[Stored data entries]
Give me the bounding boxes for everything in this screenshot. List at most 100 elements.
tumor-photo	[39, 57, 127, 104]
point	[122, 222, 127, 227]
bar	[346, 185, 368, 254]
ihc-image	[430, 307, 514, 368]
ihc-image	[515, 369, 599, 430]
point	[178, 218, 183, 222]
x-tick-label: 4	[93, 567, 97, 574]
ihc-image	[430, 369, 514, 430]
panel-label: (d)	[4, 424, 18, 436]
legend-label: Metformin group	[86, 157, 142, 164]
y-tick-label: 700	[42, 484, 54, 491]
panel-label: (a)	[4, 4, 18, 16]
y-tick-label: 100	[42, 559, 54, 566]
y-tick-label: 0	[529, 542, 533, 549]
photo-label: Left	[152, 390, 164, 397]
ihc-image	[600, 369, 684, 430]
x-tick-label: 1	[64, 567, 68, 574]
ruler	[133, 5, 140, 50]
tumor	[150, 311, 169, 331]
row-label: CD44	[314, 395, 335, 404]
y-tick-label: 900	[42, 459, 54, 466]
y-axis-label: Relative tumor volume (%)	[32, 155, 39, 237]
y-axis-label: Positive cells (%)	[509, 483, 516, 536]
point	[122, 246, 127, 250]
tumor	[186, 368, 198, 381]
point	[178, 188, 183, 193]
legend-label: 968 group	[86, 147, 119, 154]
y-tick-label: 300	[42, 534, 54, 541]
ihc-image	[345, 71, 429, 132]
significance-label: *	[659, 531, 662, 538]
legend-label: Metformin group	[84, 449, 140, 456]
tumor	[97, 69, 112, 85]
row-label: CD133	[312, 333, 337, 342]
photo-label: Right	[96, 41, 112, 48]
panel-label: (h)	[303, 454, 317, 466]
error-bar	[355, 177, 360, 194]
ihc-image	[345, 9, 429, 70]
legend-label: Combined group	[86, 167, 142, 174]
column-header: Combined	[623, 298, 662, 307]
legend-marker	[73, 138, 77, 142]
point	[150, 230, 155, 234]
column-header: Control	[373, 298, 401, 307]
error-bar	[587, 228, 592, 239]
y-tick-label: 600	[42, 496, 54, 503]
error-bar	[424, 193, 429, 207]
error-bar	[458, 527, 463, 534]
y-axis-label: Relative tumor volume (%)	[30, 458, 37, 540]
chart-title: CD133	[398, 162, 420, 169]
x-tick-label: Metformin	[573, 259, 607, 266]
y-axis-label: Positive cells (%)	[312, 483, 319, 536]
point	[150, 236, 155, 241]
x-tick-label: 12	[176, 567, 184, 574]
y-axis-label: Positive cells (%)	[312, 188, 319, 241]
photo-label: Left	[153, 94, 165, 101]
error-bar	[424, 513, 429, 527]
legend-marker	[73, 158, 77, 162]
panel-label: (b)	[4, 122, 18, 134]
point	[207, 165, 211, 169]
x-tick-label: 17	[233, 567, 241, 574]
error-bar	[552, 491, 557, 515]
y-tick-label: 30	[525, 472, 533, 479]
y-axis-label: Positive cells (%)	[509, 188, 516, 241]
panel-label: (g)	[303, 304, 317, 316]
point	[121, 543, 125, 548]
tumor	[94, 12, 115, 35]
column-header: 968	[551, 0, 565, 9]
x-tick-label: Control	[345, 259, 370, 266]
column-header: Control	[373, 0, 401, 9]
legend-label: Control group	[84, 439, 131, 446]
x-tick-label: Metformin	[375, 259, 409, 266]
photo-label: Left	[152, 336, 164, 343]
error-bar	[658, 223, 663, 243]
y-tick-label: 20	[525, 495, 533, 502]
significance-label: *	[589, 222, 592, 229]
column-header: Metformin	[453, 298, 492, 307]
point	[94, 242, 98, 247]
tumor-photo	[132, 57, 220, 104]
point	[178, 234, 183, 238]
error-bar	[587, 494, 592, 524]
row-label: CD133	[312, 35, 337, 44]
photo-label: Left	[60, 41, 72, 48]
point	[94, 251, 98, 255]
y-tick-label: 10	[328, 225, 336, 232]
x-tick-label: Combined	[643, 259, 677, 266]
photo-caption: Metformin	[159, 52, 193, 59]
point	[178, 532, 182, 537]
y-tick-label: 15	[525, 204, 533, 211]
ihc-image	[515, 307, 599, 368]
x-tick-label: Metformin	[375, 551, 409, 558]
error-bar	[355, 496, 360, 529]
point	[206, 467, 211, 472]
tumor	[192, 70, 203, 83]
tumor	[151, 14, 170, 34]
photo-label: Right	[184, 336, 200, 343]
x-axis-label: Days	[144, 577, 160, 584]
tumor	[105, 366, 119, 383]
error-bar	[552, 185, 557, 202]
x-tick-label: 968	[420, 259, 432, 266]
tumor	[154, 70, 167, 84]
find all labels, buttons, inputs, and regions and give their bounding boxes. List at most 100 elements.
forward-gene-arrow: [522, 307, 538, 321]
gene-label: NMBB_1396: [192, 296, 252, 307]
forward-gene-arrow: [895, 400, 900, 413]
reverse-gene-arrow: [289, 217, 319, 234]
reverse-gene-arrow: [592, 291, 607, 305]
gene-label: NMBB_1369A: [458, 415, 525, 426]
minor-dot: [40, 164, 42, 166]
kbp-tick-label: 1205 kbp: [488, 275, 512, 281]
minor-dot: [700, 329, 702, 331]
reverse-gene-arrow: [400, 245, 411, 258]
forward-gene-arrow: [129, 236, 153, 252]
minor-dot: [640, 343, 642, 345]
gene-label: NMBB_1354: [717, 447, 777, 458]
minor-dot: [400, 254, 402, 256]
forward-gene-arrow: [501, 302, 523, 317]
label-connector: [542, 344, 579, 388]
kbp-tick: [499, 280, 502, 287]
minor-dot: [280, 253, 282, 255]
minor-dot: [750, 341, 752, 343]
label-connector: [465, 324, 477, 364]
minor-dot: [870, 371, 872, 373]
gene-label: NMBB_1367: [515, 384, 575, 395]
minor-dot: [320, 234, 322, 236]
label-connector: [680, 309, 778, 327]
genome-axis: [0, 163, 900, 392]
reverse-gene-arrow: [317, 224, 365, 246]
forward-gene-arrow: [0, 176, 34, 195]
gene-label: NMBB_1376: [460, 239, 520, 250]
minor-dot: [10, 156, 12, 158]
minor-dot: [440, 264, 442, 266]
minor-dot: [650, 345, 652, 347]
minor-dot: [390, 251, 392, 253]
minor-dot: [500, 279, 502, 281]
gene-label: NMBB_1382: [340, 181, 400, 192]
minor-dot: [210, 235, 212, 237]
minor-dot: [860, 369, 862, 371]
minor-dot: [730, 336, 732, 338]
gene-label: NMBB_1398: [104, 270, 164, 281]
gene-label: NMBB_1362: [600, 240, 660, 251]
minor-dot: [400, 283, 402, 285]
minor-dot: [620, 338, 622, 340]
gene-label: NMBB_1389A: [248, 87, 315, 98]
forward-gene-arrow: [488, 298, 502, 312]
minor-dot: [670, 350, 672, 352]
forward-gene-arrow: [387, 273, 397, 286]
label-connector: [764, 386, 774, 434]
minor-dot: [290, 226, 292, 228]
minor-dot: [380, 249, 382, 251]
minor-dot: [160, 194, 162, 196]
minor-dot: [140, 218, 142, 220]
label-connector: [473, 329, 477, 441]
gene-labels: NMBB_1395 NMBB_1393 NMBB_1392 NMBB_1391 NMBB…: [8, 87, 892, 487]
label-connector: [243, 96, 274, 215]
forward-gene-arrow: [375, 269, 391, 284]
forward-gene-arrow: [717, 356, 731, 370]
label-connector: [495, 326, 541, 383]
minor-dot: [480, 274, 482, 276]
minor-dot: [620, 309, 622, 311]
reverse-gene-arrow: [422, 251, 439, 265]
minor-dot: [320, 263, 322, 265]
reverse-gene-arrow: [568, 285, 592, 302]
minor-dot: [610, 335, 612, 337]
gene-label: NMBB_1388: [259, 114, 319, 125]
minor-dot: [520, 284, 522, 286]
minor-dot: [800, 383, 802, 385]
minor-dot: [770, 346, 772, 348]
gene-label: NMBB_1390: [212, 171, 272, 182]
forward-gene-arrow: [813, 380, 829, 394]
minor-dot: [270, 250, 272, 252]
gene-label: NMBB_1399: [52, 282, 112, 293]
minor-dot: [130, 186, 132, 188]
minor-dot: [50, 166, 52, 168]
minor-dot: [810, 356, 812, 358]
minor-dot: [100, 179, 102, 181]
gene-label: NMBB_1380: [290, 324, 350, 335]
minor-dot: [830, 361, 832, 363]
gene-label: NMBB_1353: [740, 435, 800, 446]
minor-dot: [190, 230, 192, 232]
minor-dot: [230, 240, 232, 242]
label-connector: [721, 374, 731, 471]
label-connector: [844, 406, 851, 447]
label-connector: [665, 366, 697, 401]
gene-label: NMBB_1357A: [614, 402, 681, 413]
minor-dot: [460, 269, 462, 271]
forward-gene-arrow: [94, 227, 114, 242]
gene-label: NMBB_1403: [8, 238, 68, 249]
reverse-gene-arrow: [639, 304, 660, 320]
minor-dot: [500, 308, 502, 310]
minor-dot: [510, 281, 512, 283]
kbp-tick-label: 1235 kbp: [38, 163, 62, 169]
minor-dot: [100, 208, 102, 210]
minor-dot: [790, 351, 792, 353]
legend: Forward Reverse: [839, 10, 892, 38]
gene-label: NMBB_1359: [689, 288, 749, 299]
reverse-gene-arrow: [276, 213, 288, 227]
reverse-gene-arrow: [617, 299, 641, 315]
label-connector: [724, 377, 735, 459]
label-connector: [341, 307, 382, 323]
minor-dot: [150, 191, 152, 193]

- **Directions**
Using the data above, show each line where "Control" occurs.

- **Result below**
column-header: Control	[373, 298, 401, 307]
x-tick-label: Control	[345, 259, 370, 266]
column-header: Control	[373, 0, 401, 9]
legend-label: Control group	[84, 439, 131, 446]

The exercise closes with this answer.